▶ _What is expected_: From the records below, extract all the text exactly and leave the images behind.

▶ _Entries with figure data_:
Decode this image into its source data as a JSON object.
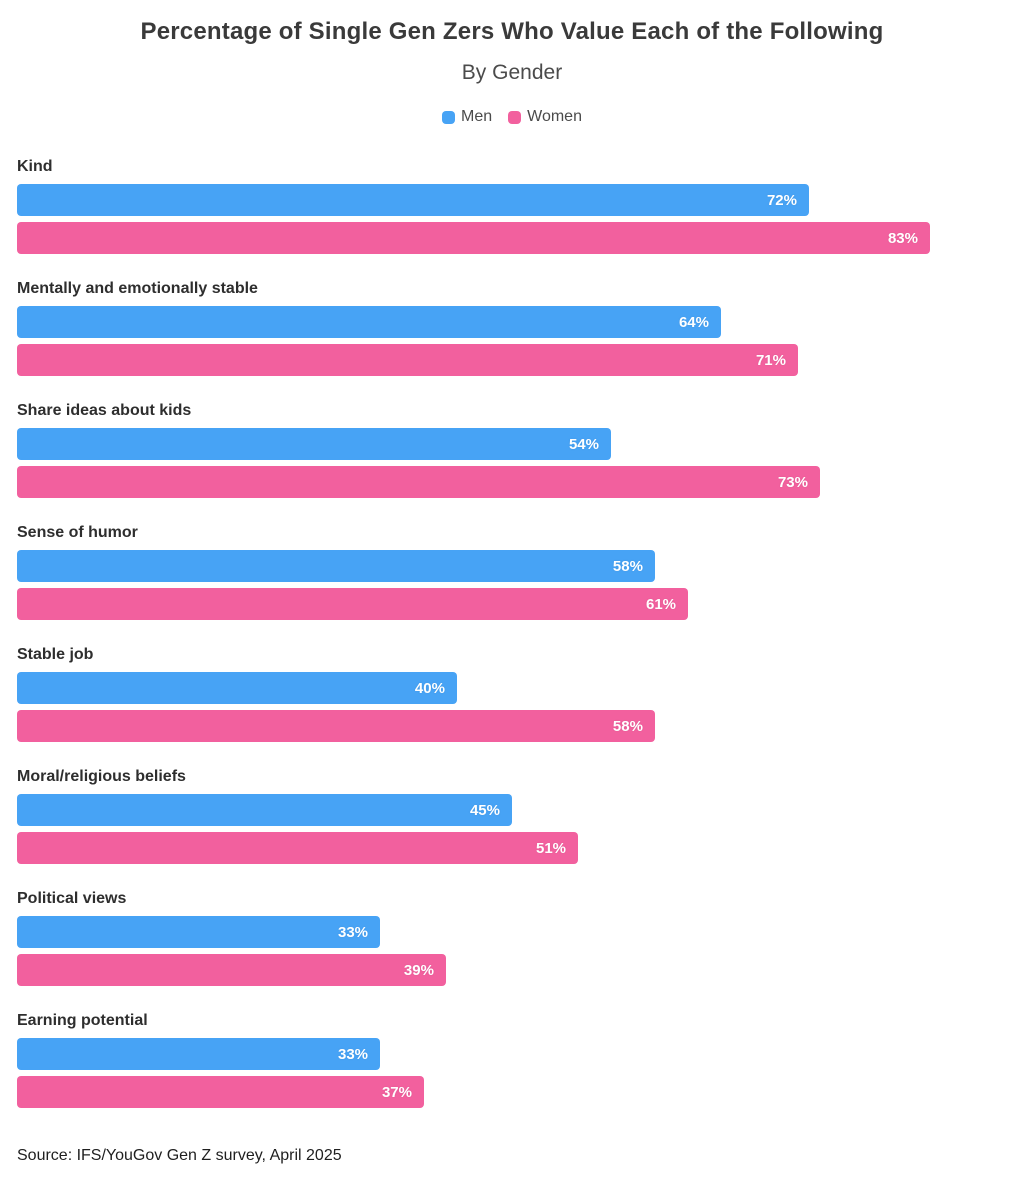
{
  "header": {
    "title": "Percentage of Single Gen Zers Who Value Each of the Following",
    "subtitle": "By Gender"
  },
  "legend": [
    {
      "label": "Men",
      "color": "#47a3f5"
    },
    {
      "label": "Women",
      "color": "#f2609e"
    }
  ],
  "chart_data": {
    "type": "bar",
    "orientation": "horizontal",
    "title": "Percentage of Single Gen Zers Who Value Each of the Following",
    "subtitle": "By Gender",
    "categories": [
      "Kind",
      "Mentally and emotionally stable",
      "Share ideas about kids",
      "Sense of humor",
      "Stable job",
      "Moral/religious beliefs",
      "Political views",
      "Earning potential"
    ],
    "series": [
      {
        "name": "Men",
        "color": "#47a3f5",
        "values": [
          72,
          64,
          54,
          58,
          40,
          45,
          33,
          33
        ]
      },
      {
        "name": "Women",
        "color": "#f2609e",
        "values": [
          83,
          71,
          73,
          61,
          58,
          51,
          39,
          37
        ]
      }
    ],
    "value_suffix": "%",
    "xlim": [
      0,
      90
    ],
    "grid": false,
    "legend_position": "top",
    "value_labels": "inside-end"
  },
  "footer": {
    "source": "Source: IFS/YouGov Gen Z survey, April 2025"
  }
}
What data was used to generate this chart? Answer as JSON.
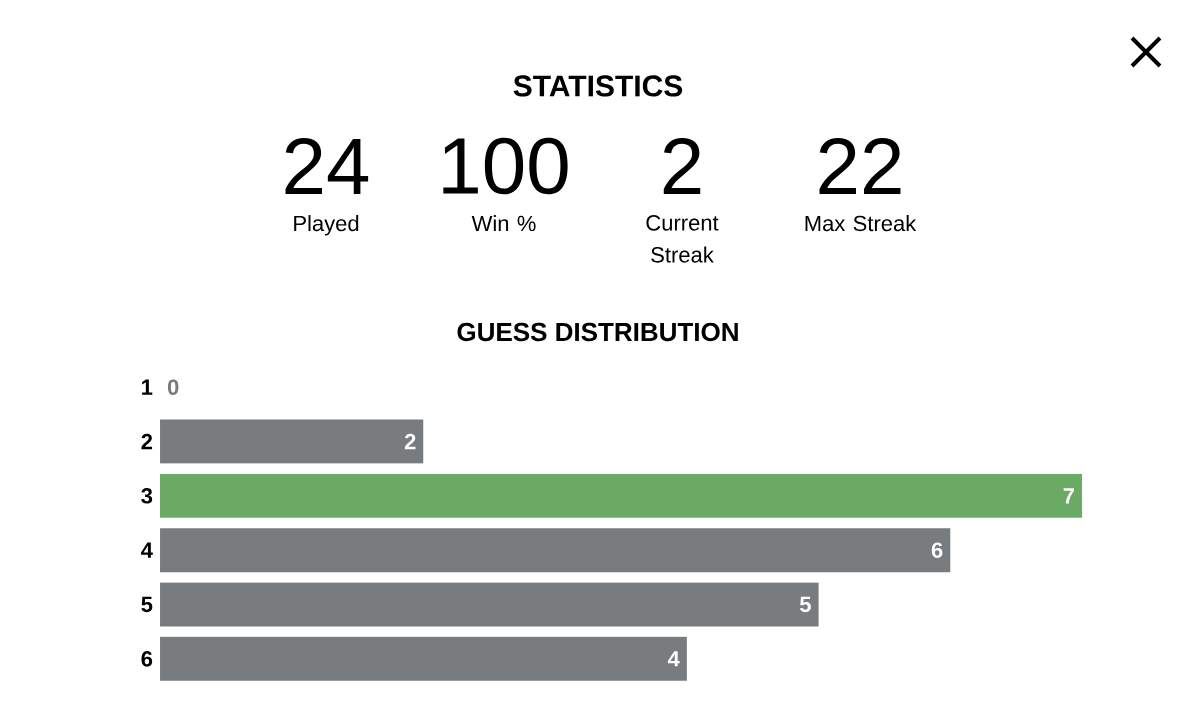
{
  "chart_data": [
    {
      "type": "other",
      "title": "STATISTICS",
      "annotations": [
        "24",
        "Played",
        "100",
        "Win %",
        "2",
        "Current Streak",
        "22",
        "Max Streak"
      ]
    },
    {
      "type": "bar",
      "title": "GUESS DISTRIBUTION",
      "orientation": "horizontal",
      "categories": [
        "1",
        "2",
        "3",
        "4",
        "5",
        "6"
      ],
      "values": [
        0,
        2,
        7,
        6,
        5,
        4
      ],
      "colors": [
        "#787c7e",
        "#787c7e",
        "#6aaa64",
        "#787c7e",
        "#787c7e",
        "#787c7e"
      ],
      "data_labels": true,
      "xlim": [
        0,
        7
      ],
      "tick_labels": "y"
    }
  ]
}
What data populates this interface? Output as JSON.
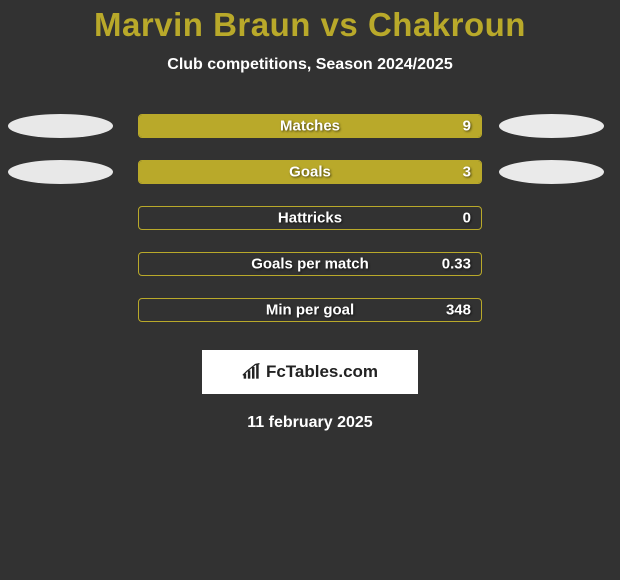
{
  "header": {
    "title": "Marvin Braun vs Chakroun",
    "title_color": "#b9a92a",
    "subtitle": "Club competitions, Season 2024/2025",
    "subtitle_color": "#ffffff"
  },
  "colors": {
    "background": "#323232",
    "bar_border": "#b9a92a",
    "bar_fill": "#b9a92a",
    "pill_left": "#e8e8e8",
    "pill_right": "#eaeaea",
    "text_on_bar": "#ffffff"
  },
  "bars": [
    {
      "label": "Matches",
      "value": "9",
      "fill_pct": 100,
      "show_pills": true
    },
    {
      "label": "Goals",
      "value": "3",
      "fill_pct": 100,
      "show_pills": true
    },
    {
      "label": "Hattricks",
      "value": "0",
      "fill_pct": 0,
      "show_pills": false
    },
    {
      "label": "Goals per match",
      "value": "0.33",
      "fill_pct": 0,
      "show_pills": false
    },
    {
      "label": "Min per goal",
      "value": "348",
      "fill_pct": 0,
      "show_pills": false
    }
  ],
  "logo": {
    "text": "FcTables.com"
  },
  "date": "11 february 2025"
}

▶ _Written solution_:
Decode this image into its source data as a JSON object.
{
  "header": {
    "title": "Percentage of Single Gen Zers Who Value Each of the Following",
    "subtitle": "By Gender"
  },
  "legend": [
    {
      "label": "Men",
      "color": "#47a3f5"
    },
    {
      "label": "Women",
      "color": "#f2609e"
    }
  ],
  "chart_data": {
    "type": "bar",
    "orientation": "horizontal",
    "title": "Percentage of Single Gen Zers Who Value Each of the Following",
    "subtitle": "By Gender",
    "categories": [
      "Kind",
      "Mentally and emotionally stable",
      "Share ideas about kids",
      "Sense of humor",
      "Stable job",
      "Moral/religious beliefs",
      "Political views",
      "Earning potential"
    ],
    "series": [
      {
        "name": "Men",
        "color": "#47a3f5",
        "values": [
          72,
          64,
          54,
          58,
          40,
          45,
          33,
          33
        ]
      },
      {
        "name": "Women",
        "color": "#f2609e",
        "values": [
          83,
          71,
          73,
          61,
          58,
          51,
          39,
          37
        ]
      }
    ],
    "value_suffix": "%",
    "xlim": [
      0,
      90
    ],
    "grid": false,
    "legend_position": "top",
    "value_labels": "inside-end"
  },
  "footer": {
    "source": "Source: IFS/YouGov Gen Z survey, April 2025"
  }
}
What data was used to generate this chart? Answer as JSON.
{
  "chart_data": [
    {
      "type": "other",
      "title": "STATISTICS",
      "annotations": [
        "24",
        "Played",
        "100",
        "Win %",
        "2",
        "Current Streak",
        "22",
        "Max Streak"
      ]
    },
    {
      "type": "bar",
      "title": "GUESS DISTRIBUTION",
      "orientation": "horizontal",
      "categories": [
        "1",
        "2",
        "3",
        "4",
        "5",
        "6"
      ],
      "values": [
        0,
        2,
        7,
        6,
        5,
        4
      ],
      "colors": [
        "#787c7e",
        "#787c7e",
        "#6aaa64",
        "#787c7e",
        "#787c7e",
        "#787c7e"
      ],
      "data_labels": true,
      "xlim": [
        0,
        7
      ],
      "tick_labels": "y"
    }
  ]
}
What data populates this interface? Output as JSON.
{
  "header": {
    "title": "Marvin Braun vs Chakroun",
    "title_color": "#b9a92a",
    "subtitle": "Club competitions, Season 2024/2025",
    "subtitle_color": "#ffffff"
  },
  "colors": {
    "background": "#323232",
    "bar_border": "#b9a92a",
    "bar_fill": "#b9a92a",
    "pill_left": "#e8e8e8",
    "pill_right": "#eaeaea",
    "text_on_bar": "#ffffff"
  },
  "bars": [
    {
      "label": "Matches",
      "value": "9",
      "fill_pct": 100,
      "show_pills": true
    },
    {
      "label": "Goals",
      "value": "3",
      "fill_pct": 100,
      "show_pills": true
    },
    {
      "label": "Hattricks",
      "value": "0",
      "fill_pct": 0,
      "show_pills": false
    },
    {
      "label": "Goals per match",
      "value": "0.33",
      "fill_pct": 0,
      "show_pills": false
    },
    {
      "label": "Min per goal",
      "value": "348",
      "fill_pct": 0,
      "show_pills": false
    }
  ],
  "logo": {
    "text": "FcTables.com"
  },
  "date": "11 february 2025"
}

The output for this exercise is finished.